== To do ==
Copy every line of the listing that holds the string "Development".

* * * * * * *

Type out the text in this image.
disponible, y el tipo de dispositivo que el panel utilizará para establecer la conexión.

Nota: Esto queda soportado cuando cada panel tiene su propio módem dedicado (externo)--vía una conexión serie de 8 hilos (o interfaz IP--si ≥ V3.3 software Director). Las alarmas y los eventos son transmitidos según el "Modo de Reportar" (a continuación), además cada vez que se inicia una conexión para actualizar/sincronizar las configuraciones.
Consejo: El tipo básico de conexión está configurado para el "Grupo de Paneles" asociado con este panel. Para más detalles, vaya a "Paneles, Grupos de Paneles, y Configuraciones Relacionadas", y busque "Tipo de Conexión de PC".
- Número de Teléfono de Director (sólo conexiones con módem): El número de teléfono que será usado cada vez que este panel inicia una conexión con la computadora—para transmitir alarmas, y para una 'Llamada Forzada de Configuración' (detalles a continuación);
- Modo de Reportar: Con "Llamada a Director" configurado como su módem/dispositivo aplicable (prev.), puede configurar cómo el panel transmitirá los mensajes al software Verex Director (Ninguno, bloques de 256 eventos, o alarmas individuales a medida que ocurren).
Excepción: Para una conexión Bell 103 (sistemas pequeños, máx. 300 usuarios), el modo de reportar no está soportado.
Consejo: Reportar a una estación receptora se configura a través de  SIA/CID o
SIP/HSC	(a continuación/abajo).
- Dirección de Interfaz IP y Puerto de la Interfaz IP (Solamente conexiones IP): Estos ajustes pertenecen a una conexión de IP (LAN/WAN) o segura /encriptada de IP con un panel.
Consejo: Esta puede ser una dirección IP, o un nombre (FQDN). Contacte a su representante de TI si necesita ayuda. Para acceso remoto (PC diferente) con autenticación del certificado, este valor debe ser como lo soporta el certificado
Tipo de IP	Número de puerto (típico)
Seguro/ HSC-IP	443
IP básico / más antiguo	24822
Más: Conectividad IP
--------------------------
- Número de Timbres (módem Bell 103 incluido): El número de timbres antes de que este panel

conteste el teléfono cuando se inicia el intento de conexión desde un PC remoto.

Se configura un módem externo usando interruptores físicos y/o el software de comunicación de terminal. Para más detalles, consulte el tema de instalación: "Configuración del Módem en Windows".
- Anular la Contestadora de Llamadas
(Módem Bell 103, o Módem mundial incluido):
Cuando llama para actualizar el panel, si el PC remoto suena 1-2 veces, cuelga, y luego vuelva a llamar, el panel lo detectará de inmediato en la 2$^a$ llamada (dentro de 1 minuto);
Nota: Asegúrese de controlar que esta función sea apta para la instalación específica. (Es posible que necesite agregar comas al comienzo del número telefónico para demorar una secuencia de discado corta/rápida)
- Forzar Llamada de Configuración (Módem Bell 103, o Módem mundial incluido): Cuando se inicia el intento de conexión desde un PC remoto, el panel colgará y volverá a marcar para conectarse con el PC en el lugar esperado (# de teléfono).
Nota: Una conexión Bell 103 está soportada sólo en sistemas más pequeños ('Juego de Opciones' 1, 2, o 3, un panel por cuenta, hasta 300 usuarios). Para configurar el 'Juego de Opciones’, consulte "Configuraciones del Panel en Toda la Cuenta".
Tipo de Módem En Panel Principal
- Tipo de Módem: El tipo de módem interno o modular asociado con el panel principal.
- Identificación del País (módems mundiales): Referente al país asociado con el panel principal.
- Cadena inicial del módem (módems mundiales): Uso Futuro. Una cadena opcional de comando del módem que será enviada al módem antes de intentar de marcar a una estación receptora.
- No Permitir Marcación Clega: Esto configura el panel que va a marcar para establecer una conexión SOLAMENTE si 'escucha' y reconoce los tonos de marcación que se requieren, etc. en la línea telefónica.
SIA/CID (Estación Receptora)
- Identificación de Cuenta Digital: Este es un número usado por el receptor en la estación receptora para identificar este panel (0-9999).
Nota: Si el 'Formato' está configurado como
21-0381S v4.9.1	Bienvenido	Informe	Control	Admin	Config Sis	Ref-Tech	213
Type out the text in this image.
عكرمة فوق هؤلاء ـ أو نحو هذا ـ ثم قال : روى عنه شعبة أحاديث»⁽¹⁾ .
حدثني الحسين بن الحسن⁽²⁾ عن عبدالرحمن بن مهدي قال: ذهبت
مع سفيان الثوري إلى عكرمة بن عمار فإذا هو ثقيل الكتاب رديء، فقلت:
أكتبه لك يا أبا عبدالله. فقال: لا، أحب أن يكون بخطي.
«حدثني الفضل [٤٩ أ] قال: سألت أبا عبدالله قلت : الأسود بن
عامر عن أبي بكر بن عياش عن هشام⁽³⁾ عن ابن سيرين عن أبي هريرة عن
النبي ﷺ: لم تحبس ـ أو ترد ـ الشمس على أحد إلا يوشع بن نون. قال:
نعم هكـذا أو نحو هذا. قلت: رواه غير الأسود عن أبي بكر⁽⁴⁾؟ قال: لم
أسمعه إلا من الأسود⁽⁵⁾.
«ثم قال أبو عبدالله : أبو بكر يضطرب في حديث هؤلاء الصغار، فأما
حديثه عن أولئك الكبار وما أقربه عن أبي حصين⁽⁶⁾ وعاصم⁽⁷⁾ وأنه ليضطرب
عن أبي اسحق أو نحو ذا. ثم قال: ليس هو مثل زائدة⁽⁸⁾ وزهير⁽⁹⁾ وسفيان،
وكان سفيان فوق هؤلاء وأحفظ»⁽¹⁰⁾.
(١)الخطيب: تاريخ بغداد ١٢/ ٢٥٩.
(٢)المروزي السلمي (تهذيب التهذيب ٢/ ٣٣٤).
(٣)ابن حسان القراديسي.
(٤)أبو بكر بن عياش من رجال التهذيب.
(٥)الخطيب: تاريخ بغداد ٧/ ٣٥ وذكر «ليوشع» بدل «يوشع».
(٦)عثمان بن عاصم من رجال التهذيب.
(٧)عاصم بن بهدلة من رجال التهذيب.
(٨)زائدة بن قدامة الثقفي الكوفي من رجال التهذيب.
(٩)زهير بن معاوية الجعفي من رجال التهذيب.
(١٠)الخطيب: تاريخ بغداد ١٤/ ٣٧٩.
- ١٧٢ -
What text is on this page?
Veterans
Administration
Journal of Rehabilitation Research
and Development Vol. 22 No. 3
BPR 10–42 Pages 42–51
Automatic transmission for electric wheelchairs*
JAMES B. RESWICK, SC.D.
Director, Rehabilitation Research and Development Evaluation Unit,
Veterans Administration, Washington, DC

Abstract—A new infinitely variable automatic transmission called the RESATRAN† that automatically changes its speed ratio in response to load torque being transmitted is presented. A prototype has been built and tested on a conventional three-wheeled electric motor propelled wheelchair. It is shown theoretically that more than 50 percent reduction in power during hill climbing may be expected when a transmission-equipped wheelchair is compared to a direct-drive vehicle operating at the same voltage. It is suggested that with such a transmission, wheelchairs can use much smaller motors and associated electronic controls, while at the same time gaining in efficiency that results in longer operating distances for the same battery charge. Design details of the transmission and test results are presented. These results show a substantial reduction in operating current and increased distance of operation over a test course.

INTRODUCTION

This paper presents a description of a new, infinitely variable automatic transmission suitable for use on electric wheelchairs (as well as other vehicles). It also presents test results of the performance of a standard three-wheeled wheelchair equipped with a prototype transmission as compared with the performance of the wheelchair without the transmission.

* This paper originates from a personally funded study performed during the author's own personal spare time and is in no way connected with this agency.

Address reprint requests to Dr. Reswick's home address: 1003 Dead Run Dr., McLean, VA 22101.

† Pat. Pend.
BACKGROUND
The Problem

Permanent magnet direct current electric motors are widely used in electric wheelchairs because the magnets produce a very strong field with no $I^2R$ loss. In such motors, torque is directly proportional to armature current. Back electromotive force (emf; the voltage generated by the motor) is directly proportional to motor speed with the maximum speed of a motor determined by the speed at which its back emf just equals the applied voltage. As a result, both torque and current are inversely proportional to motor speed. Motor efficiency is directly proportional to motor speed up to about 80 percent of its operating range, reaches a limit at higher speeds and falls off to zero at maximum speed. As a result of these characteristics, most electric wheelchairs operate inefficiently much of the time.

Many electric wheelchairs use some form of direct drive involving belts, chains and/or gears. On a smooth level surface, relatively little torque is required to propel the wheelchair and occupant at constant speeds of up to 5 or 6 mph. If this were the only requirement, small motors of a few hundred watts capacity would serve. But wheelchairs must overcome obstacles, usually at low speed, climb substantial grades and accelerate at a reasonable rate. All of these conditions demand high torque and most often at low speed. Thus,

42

* * * * * * *

== Output of the task ==
and Development Vol. 22 No. 3
Director, Rehabilitation Research and Development Evaluation Unit,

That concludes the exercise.